▸ **Task instructions**:
Copy whichever lines contain the string "размещения".
— begin Data to process —
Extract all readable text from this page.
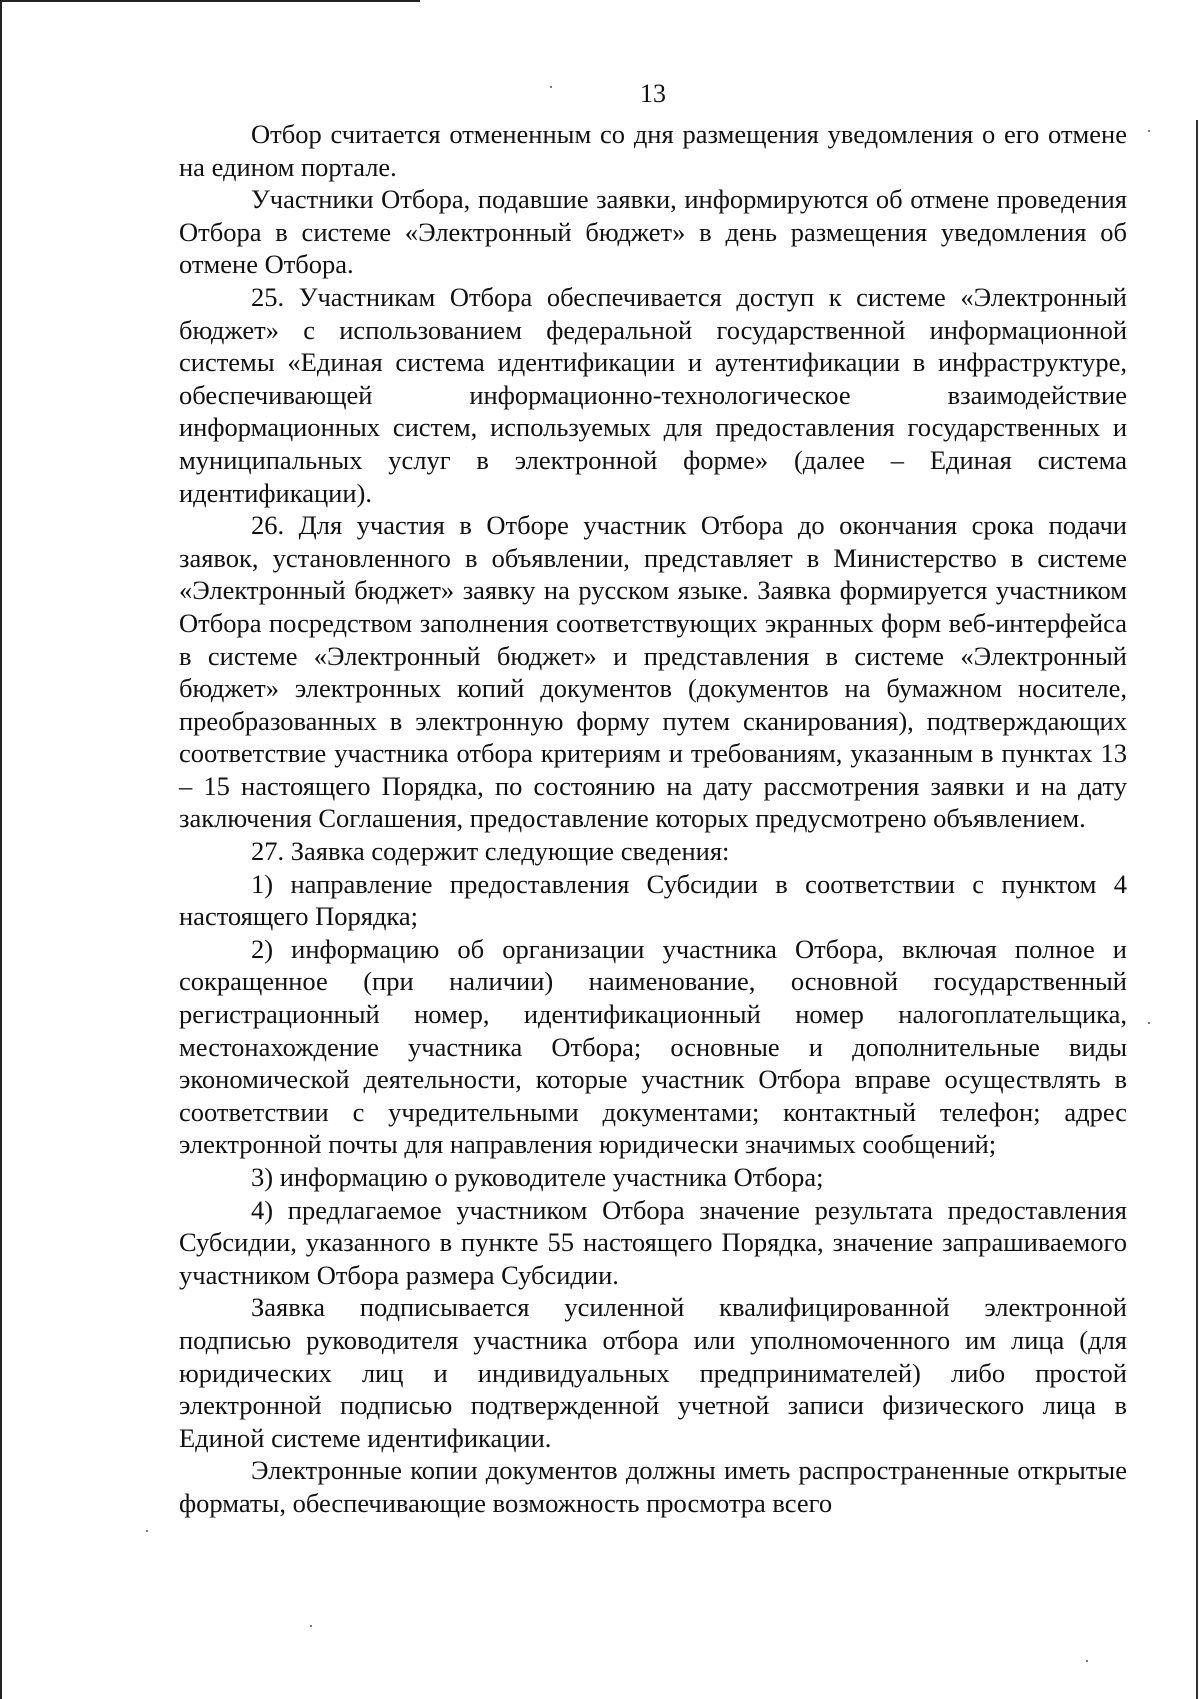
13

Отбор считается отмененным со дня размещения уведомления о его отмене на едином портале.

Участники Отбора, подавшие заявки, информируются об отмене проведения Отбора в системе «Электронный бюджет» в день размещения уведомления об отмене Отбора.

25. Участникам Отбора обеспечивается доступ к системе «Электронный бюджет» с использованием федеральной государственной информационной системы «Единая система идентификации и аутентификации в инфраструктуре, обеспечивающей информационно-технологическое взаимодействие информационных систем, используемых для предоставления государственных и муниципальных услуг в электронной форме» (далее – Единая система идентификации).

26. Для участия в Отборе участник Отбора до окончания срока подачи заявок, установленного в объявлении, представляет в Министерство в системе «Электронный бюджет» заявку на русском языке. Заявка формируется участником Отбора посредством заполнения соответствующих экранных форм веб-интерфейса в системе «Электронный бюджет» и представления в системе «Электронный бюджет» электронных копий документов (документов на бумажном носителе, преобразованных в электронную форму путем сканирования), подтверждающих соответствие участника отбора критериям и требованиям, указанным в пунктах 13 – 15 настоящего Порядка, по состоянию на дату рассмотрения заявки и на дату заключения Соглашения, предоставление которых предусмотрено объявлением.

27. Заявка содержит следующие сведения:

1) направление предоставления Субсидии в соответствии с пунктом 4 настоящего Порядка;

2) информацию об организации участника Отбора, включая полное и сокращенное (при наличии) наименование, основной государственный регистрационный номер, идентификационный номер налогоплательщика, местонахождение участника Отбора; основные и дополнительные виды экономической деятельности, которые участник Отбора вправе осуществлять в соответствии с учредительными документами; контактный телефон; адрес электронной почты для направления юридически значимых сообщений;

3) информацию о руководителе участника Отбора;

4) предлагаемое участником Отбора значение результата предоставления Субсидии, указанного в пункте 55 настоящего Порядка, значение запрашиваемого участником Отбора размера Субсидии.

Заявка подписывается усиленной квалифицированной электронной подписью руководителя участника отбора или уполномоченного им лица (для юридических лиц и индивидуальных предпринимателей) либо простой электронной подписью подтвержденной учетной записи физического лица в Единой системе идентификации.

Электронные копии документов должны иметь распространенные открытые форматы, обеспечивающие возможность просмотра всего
— end Data to process —
— begin Data to process —
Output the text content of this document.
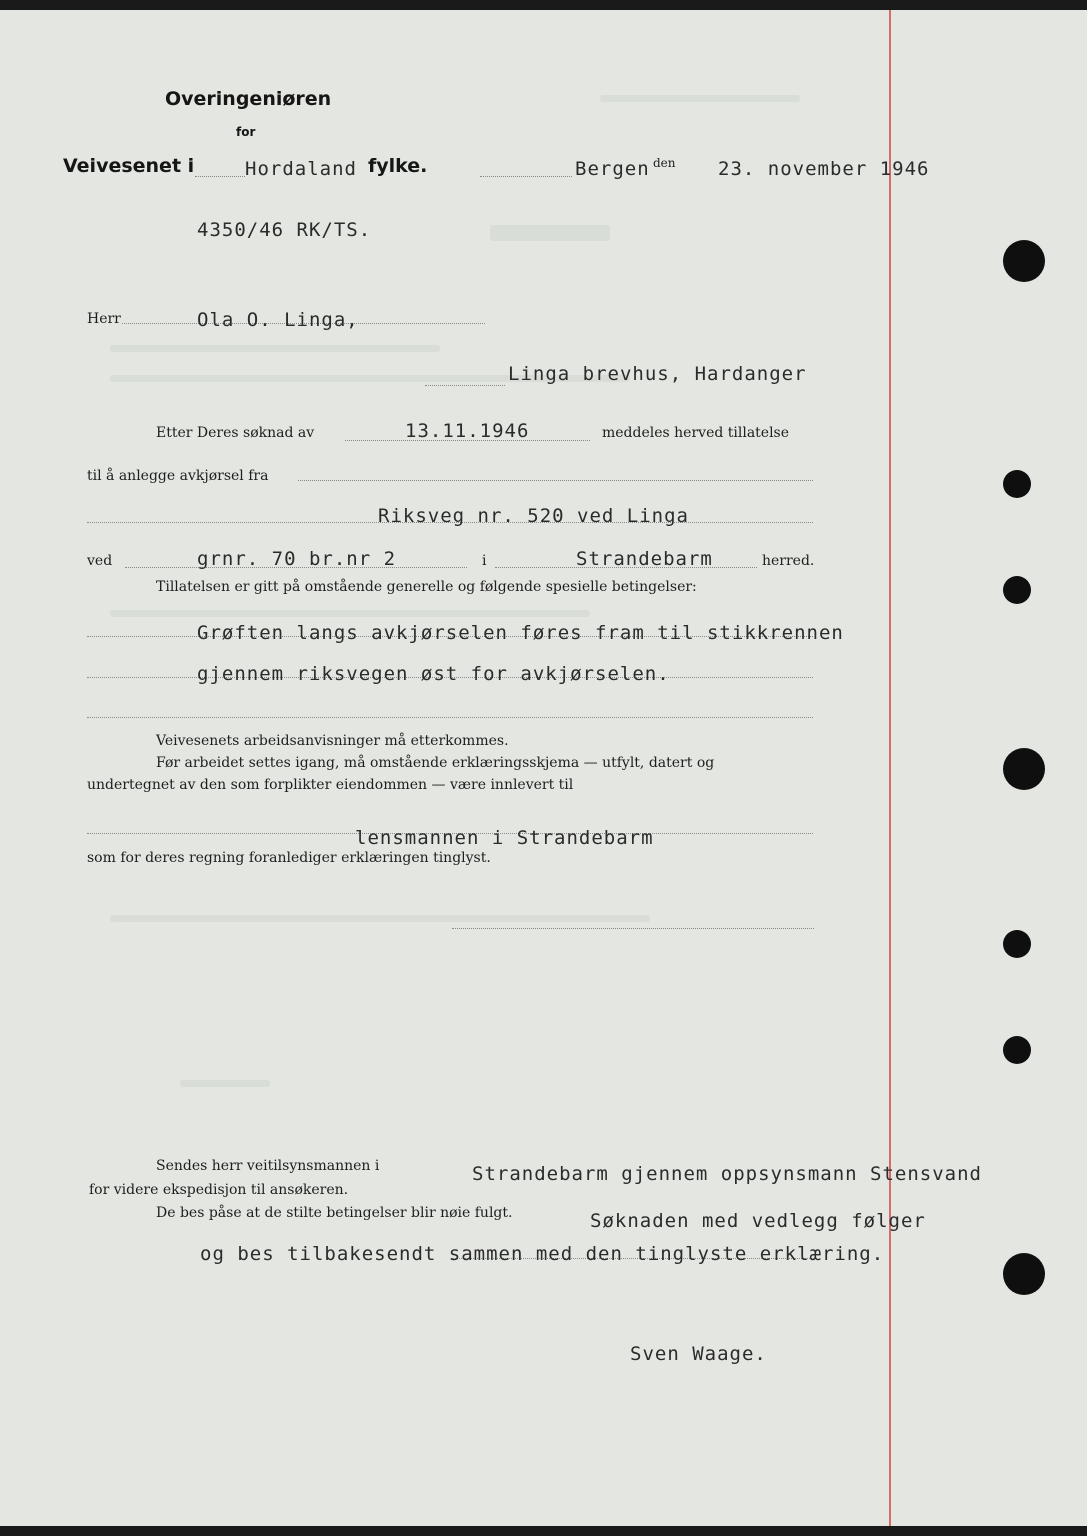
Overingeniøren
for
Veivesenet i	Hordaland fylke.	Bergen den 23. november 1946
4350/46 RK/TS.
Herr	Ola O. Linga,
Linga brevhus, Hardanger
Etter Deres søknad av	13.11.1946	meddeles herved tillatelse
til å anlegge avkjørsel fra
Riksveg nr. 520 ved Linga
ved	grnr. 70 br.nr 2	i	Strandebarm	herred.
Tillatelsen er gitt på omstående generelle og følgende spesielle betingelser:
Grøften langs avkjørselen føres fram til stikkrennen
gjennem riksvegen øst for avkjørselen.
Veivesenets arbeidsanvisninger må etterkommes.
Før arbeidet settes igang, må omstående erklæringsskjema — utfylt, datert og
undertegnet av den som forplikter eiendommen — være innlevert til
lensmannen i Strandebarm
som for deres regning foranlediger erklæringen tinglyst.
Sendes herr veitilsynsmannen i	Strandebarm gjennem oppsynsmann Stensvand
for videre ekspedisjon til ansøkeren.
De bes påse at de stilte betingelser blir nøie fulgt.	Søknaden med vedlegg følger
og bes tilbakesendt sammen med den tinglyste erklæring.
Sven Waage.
— end Data to process —
▸ **Response**:
Отбор считается отмененным со дня размещения уведомления о его отмене на едином портале.
Участники Отбора, подавшие заявки, информируются об отмене проведения Отбора в системе «Электронный бюджет» в день размещения уведомления об отмене Отбора.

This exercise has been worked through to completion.